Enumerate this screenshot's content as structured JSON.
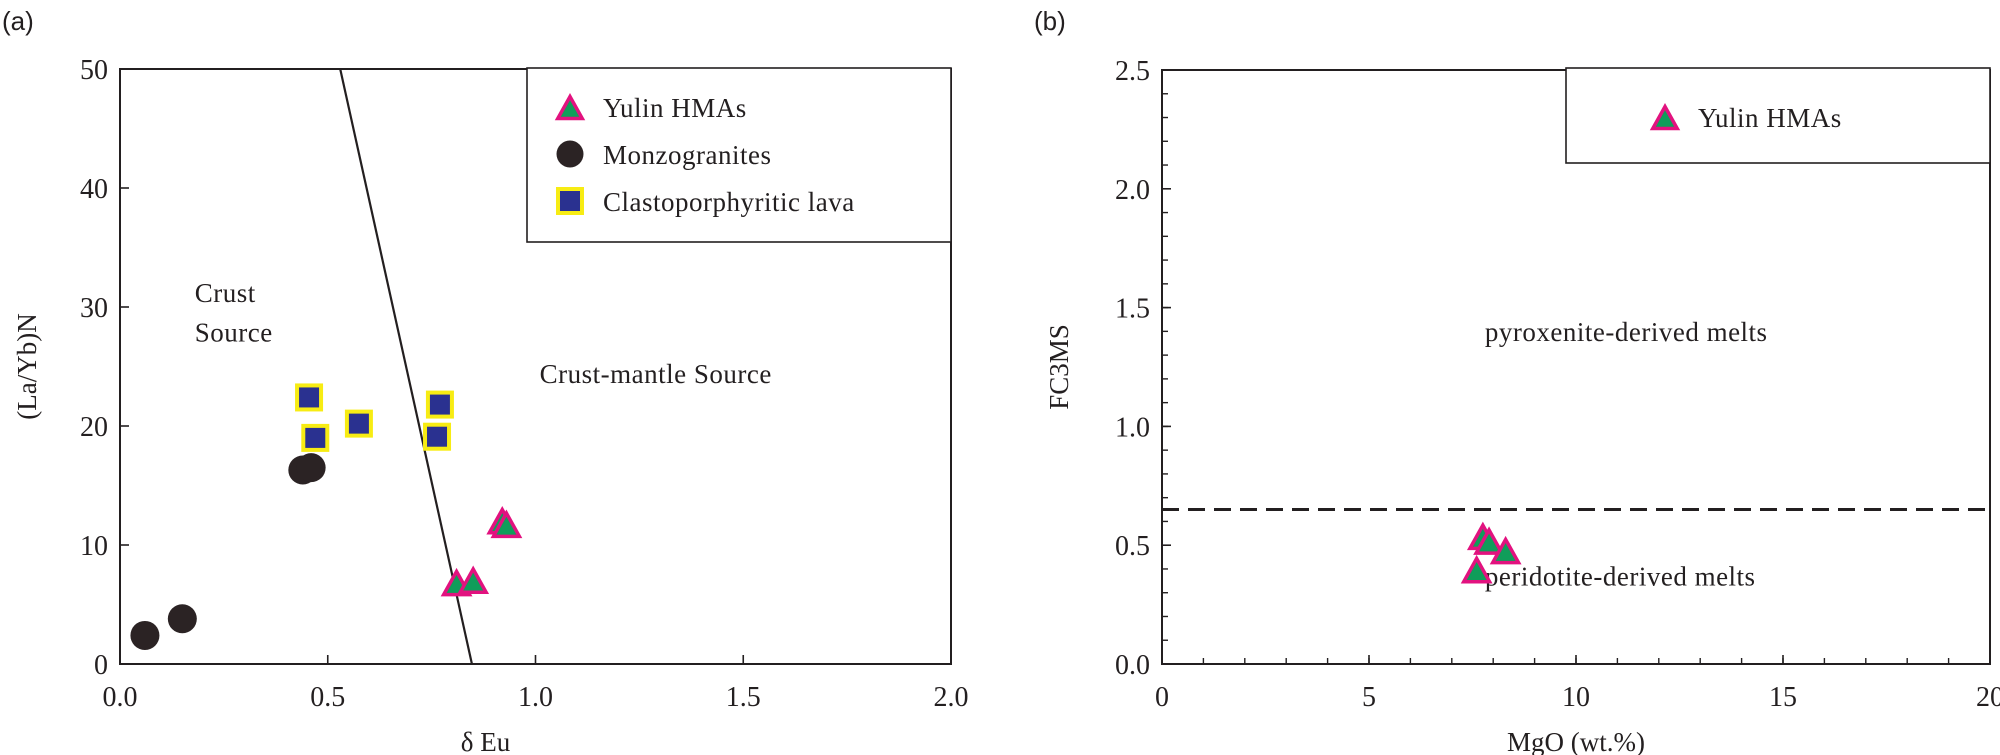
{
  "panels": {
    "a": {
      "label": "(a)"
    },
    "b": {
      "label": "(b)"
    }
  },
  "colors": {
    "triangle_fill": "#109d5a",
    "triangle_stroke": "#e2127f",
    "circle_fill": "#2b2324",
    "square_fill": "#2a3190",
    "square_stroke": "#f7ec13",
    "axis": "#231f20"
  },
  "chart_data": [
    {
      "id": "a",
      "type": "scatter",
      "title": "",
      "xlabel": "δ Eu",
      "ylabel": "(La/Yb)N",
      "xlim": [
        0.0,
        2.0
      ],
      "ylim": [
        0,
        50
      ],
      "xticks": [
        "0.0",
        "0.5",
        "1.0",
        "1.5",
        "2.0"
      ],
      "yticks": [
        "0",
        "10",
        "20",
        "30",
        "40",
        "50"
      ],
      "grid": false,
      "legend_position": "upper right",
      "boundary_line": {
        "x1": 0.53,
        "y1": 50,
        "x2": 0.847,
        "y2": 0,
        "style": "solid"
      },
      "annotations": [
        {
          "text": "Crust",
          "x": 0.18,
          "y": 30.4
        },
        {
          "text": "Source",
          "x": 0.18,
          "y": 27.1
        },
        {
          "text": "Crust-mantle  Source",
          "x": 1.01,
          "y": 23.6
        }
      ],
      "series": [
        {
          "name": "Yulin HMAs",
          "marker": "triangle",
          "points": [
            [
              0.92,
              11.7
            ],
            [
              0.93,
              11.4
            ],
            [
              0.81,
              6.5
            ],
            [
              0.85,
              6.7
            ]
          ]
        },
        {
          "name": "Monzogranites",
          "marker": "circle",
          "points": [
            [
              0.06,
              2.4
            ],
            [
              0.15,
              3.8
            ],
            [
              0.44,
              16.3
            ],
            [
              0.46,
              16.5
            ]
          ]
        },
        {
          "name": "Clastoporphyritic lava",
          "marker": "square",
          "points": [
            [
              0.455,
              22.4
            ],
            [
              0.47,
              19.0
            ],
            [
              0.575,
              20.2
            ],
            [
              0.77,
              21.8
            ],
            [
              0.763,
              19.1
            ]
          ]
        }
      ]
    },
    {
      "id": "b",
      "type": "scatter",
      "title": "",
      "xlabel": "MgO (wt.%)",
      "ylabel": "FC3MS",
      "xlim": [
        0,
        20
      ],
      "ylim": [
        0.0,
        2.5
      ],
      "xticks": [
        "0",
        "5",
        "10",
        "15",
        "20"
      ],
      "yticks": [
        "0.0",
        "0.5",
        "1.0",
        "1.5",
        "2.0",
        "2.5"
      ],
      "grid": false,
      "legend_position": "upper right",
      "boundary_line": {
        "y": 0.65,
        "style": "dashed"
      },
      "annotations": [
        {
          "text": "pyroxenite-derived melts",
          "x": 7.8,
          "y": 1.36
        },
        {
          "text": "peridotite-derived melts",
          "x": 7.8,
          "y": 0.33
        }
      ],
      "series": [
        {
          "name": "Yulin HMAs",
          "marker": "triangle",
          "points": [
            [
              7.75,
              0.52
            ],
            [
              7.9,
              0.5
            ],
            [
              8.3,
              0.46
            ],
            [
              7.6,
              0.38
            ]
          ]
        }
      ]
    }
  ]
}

---

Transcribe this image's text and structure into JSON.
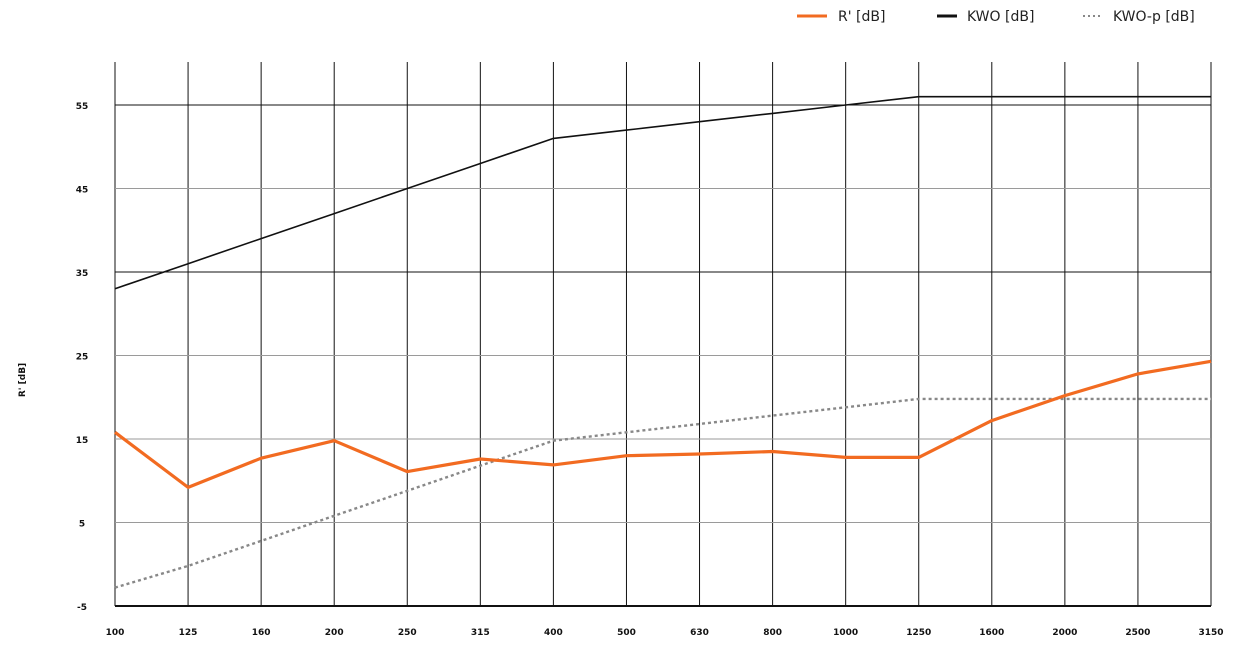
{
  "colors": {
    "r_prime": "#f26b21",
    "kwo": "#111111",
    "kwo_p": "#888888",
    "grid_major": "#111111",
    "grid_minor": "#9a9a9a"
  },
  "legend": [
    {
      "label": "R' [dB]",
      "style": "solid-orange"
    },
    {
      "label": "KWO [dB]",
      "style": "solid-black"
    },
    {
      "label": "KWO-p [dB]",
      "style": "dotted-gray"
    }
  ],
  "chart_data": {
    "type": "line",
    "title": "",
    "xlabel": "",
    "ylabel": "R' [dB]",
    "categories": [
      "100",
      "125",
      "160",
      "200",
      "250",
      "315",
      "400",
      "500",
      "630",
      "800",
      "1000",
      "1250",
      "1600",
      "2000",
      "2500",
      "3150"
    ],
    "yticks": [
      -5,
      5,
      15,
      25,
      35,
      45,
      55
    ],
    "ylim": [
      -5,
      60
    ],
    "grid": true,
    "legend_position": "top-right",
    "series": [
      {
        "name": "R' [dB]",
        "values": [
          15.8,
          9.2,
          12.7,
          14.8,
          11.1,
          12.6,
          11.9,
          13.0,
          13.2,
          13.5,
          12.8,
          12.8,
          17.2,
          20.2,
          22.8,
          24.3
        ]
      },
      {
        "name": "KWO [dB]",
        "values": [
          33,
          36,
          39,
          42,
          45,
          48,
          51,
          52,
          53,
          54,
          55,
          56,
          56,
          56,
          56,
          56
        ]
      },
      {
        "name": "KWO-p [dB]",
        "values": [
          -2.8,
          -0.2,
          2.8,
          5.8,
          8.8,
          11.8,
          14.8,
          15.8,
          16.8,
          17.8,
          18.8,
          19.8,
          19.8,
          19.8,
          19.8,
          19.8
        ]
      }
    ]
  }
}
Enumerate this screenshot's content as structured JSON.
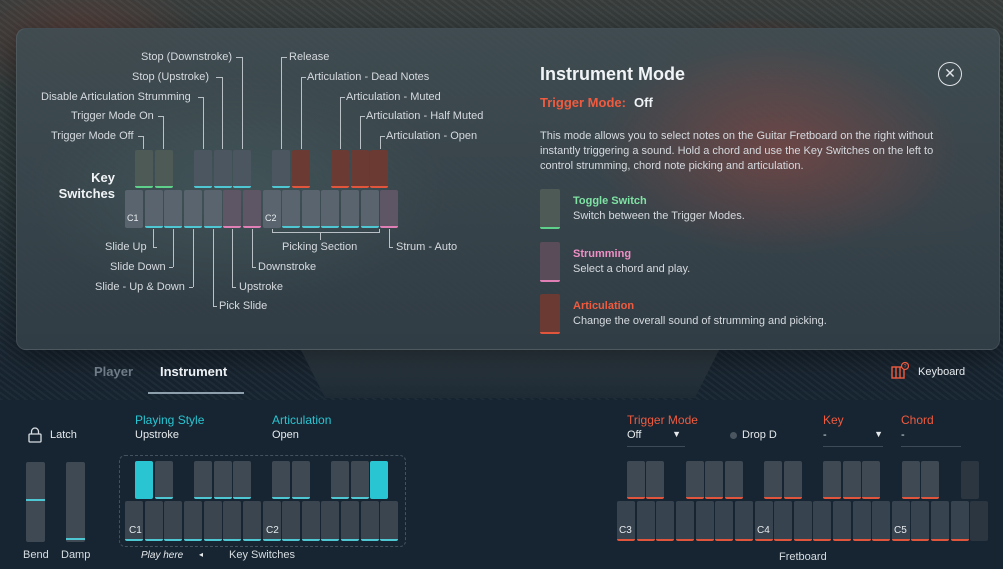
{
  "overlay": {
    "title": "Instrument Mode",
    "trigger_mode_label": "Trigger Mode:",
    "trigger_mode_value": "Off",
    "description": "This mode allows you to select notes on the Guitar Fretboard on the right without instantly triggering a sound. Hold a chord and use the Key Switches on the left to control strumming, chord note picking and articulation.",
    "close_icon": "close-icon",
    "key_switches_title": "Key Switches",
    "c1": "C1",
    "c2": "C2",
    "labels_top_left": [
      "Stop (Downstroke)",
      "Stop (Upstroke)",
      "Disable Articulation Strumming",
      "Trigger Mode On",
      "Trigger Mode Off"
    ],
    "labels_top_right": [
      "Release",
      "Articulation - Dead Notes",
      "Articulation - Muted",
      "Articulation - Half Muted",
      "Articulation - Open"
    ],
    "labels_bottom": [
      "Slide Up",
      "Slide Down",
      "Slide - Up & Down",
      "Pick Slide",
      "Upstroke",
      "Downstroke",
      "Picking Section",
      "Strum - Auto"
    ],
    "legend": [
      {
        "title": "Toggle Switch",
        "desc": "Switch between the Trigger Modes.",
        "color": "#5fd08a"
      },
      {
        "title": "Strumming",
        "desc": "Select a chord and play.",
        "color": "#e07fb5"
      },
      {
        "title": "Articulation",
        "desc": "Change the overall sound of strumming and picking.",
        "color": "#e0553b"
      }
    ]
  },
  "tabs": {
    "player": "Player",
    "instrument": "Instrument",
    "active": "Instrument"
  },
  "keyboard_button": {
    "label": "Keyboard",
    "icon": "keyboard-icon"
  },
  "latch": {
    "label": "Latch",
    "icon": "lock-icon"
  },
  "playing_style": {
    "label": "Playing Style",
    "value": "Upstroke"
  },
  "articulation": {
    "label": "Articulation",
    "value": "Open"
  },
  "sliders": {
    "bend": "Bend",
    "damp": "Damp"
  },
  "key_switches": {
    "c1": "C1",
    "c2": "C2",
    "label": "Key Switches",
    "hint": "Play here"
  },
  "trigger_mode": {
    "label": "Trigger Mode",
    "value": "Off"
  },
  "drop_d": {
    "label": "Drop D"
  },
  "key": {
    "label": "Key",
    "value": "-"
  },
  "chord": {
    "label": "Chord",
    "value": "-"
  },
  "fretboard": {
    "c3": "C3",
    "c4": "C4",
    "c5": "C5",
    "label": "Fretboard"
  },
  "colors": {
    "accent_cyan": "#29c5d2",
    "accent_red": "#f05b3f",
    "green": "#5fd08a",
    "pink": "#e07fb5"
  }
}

--

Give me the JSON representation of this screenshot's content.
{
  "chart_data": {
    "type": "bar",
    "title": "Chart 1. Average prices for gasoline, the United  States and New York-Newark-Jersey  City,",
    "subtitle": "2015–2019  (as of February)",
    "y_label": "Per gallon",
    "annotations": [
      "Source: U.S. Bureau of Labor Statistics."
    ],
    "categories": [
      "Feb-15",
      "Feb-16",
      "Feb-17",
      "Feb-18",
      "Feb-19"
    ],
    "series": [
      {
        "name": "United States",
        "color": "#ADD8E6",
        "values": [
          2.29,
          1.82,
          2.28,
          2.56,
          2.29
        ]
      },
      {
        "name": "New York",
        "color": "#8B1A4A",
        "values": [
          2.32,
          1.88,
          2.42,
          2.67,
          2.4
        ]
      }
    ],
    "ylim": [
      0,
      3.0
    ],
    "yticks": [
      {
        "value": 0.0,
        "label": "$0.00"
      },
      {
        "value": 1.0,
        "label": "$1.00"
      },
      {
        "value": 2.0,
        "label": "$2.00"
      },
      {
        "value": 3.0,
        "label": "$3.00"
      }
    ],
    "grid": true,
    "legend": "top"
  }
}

__WHAT IS ASKED__
Check each line of the records for the word "York", and show the lines that contain it.

__ANSWER TO THE TASK__
    "title": "Chart 1. Average prices for gasoline, the United  States and New York-Newark-Jersey  City,",
        "name": "New York",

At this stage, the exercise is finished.